## WHAT THE EXERCISE ASKS
Copy each line containing the word "полной" from the records that follow, please.

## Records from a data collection
——
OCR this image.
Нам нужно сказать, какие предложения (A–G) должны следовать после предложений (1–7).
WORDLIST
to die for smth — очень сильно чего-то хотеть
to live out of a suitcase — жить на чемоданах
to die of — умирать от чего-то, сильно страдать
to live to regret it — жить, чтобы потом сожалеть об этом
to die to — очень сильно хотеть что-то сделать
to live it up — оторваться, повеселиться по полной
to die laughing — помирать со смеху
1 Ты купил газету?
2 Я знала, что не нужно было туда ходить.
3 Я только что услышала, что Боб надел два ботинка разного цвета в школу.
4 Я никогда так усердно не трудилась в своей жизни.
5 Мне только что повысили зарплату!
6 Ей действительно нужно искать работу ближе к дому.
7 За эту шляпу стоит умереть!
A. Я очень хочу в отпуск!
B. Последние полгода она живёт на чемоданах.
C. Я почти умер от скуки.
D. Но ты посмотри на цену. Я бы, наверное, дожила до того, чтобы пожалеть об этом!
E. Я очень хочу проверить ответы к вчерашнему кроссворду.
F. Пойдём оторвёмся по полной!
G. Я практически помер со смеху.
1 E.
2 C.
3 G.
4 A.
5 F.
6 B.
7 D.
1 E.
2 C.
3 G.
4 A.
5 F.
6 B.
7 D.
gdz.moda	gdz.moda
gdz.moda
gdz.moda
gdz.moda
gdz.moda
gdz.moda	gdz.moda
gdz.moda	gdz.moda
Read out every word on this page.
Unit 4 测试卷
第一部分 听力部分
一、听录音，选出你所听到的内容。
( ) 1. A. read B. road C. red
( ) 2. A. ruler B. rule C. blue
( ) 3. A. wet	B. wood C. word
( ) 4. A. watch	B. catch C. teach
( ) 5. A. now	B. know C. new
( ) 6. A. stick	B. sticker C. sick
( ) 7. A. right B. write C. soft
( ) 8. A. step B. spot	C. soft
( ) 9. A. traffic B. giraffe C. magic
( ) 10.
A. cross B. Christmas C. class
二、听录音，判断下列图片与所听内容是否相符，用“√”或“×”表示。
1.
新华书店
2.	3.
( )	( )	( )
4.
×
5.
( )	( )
——
## EXPECTED ANSWER
to live it up — оторваться, повеселиться по полной
F. Пойдём оторвёмся по полной!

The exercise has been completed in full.